**EXCERPTED PASSAGE**

In an interview with CNBC, the chief executive and chairman of Sternwood Capital blamed Federal Reserve chief Jerome Powell’s interest rate campaign for killing activity in the multifamily sector, which he argued will eventually lead to a precipitous drop off in available apartments and a skyrocketing of rents.

“This is my problem with Powell: his policy has now crushed multifamily starts. We need houses,” Sternlicht said. “With only 220,000 houses coming in [2026], I will guarantee you rents will go up in ’26 unless there’s a massive recession.”

Rents have largely stagnated on a national level, but have dropped off noticeably in Sun Belt markets that experienced building booms post-pandemic, according to Redfin data.

“The Sunbelt has built a ton of new apartments in recent years, partly to meet the surge in demand brought on by the flood of people who moved in during the pandemic housing boom. But the boom is over, and now property owners are struggling to fill vacancies, which is causing rents to fall,” Redfin Senior Economist Sheharyar Bokhari said last month.

**INSTRUCTIONS TO FOLLOW**
Carry the passage on interest rates, apartment construction, and rents forward from its last sentence. The material that comes next is separate from the text about apartment rents.

**INFORMATION**
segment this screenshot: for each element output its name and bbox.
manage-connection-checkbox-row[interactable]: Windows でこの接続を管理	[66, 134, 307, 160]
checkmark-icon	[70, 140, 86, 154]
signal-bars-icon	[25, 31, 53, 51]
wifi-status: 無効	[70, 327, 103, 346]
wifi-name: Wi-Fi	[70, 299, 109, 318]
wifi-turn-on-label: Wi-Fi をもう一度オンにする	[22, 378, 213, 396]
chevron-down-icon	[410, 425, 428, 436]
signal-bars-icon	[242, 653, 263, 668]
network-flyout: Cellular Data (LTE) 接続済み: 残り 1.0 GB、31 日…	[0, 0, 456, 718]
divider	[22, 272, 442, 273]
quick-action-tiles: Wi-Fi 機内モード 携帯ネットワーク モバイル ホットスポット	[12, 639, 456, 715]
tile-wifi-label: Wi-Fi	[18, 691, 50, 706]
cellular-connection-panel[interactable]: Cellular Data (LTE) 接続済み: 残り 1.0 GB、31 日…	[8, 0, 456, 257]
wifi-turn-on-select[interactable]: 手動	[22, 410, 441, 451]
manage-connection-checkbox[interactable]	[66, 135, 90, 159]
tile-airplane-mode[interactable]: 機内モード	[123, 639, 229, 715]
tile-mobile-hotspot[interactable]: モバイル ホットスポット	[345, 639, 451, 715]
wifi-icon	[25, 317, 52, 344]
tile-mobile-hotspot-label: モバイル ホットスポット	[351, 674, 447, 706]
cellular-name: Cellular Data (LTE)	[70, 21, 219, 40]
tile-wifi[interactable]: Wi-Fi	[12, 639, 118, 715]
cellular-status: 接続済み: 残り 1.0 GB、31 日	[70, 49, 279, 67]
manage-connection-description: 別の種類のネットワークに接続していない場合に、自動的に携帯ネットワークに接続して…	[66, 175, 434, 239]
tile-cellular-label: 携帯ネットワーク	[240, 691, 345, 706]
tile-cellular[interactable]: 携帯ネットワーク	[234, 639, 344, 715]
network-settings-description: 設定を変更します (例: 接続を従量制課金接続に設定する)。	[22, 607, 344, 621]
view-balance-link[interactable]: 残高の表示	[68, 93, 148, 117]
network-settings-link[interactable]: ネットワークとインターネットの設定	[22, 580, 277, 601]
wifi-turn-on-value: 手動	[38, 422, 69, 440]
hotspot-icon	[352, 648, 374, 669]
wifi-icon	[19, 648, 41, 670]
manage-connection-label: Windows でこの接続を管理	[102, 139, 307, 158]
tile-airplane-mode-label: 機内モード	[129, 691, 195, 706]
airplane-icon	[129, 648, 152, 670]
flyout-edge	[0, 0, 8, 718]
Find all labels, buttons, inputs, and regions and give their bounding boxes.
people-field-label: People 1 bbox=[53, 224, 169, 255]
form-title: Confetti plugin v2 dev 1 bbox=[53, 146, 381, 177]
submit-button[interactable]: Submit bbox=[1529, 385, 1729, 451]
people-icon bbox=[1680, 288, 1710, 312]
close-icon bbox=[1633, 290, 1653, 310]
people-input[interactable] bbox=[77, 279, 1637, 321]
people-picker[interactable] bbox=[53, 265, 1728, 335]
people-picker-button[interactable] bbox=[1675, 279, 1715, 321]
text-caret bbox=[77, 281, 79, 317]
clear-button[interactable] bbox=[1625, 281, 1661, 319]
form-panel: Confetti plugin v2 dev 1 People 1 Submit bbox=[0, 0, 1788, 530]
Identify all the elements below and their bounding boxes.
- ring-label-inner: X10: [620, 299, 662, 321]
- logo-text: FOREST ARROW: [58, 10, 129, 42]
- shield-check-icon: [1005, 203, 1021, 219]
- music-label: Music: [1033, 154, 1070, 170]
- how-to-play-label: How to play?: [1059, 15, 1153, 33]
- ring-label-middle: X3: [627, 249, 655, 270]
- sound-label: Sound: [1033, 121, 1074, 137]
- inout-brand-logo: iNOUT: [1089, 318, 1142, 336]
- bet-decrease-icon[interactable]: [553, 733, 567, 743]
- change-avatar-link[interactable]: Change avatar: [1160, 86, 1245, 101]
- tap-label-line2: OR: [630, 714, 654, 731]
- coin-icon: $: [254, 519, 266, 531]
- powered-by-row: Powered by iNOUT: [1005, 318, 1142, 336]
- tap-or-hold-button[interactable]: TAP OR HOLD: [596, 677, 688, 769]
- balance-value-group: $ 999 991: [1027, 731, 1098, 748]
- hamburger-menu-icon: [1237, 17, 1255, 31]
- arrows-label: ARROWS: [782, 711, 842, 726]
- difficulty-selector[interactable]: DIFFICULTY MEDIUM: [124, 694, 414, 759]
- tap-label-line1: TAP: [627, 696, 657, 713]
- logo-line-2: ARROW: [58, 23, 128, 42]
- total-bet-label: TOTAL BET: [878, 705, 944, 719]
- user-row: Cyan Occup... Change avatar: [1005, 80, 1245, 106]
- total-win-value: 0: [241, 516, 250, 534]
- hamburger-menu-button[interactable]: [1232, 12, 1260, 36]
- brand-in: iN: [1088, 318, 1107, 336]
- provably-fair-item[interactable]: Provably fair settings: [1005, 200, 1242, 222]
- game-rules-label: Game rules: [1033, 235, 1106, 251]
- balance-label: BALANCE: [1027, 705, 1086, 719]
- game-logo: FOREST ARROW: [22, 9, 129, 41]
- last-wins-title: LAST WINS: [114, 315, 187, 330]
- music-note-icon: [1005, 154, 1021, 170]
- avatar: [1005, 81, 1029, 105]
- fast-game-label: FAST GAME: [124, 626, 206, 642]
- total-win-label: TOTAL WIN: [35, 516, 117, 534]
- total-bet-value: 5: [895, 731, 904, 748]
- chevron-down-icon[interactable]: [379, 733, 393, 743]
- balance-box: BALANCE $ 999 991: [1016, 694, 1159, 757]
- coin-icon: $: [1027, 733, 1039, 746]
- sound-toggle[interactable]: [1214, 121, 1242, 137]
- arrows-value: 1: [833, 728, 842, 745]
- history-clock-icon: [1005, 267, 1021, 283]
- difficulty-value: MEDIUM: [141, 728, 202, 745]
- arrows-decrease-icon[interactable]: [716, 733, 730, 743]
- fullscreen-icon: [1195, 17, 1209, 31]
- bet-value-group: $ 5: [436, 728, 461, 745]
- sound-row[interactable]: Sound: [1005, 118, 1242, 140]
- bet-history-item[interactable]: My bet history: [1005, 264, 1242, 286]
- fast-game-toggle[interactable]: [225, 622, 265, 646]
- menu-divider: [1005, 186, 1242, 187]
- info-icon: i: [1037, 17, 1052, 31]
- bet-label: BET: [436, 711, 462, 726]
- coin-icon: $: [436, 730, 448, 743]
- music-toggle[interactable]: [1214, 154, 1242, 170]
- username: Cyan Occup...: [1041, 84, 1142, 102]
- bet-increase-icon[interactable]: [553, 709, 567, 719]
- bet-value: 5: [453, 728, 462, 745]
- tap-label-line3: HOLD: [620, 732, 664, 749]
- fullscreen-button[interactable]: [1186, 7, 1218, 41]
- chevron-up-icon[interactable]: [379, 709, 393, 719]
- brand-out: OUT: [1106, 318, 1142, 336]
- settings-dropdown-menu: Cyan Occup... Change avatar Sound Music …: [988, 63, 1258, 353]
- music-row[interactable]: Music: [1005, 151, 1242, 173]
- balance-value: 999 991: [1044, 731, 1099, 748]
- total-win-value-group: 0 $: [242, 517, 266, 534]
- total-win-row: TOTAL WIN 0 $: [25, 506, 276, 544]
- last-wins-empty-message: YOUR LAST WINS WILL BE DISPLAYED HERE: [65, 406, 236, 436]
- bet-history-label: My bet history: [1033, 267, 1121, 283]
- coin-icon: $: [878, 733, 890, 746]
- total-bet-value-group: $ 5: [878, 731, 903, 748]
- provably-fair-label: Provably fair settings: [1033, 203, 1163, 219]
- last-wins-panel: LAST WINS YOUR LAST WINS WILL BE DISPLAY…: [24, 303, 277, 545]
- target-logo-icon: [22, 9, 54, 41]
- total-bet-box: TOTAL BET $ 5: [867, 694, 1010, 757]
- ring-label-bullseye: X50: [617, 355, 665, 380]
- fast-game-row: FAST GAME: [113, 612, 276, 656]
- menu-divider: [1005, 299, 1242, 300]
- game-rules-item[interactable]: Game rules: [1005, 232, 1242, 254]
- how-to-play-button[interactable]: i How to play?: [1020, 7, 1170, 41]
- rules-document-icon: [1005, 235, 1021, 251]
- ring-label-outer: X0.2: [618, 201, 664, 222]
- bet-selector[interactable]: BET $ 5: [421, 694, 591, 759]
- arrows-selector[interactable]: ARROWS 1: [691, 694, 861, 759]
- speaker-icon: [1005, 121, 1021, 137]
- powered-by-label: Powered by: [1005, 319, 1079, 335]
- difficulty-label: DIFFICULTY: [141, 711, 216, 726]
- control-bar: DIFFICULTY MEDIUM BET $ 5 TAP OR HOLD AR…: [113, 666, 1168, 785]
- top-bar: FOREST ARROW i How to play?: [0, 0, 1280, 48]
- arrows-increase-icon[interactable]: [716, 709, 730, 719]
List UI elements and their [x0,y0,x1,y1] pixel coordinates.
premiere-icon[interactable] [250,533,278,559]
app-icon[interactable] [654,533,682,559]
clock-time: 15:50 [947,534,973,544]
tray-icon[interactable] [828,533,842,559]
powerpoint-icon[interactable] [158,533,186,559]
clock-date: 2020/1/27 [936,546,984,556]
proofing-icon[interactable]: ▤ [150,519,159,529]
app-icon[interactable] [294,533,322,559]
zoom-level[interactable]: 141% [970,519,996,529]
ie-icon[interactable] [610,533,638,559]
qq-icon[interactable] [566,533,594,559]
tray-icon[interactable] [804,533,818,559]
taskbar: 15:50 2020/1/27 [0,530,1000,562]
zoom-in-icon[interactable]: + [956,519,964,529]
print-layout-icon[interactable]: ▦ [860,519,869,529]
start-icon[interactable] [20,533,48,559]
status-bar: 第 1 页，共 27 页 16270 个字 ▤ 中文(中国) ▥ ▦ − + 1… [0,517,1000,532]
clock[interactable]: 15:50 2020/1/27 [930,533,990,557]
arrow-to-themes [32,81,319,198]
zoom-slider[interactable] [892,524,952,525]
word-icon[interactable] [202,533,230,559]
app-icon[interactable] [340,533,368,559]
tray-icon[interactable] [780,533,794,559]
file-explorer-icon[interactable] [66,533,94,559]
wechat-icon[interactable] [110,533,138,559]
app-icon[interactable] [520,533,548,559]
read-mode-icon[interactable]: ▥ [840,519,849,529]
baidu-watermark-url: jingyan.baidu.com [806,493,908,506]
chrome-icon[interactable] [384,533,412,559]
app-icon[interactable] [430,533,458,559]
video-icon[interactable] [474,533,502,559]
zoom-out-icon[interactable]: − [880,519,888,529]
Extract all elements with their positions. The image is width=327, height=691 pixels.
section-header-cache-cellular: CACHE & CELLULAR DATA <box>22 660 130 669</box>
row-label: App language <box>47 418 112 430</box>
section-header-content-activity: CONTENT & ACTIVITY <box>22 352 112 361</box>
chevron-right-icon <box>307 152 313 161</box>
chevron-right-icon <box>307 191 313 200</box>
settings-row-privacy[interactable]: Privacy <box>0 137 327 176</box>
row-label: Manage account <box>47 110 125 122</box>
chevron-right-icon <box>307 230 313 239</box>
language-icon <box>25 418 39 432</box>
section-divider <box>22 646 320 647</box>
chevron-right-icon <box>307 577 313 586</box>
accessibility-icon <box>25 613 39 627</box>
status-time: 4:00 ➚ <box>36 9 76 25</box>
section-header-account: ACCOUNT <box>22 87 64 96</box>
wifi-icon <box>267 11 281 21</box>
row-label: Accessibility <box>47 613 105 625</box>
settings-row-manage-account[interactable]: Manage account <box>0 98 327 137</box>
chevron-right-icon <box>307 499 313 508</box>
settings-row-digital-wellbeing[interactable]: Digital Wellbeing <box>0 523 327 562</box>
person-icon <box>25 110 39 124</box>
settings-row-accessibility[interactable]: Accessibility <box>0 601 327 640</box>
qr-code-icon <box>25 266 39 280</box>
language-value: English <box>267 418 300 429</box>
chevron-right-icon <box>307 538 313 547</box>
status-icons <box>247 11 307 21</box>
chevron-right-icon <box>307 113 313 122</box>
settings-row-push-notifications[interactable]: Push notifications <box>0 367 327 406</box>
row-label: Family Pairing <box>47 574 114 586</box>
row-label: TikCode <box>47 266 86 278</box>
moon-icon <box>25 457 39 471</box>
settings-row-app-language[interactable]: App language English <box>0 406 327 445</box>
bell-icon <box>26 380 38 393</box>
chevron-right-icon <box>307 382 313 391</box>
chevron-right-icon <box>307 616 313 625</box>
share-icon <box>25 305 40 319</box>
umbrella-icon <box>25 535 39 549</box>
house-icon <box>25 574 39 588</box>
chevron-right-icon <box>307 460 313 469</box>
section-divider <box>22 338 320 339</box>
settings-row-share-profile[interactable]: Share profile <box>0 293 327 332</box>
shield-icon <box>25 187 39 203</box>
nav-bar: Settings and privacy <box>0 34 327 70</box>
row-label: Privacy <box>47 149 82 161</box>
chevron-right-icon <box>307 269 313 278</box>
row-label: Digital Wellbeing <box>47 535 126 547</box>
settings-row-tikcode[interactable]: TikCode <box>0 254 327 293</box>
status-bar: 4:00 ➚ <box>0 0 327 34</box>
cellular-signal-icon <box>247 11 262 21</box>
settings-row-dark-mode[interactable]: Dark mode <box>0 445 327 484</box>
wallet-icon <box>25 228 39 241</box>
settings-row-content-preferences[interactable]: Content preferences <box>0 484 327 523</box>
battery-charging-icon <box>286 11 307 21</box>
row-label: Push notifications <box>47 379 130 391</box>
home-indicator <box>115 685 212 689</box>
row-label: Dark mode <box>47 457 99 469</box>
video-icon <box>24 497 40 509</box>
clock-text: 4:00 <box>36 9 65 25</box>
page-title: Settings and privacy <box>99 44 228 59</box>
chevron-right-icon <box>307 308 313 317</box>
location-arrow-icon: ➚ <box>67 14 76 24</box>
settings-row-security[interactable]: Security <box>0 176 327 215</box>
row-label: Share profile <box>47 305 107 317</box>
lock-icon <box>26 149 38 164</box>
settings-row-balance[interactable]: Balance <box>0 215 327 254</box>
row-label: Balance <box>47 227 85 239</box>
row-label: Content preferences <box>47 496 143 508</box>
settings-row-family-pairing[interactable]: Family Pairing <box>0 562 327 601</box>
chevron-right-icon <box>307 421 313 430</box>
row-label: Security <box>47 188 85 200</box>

**EXPECTED OUTPUT**
“The good news is that the uptick in housing supply in the Subelt has improved affordability for renters, which can be a lesson for other American cities grappling with housing affordability challenges.”

As in other times of strain,  a disconnect grows between buyers and sellers in the real estate market, Sternlicht argued in the interview, with buyers hunting for the best bargain and sellers looking for prices they could have gotten a year earlier. But, he pointed out, that gap is shrinking, meaning the market may be on its way to a healthier place.

“The spreads are coming in, which means the markets are healing — the future is getting clearer, particularly for apartments,” Sternlicht said.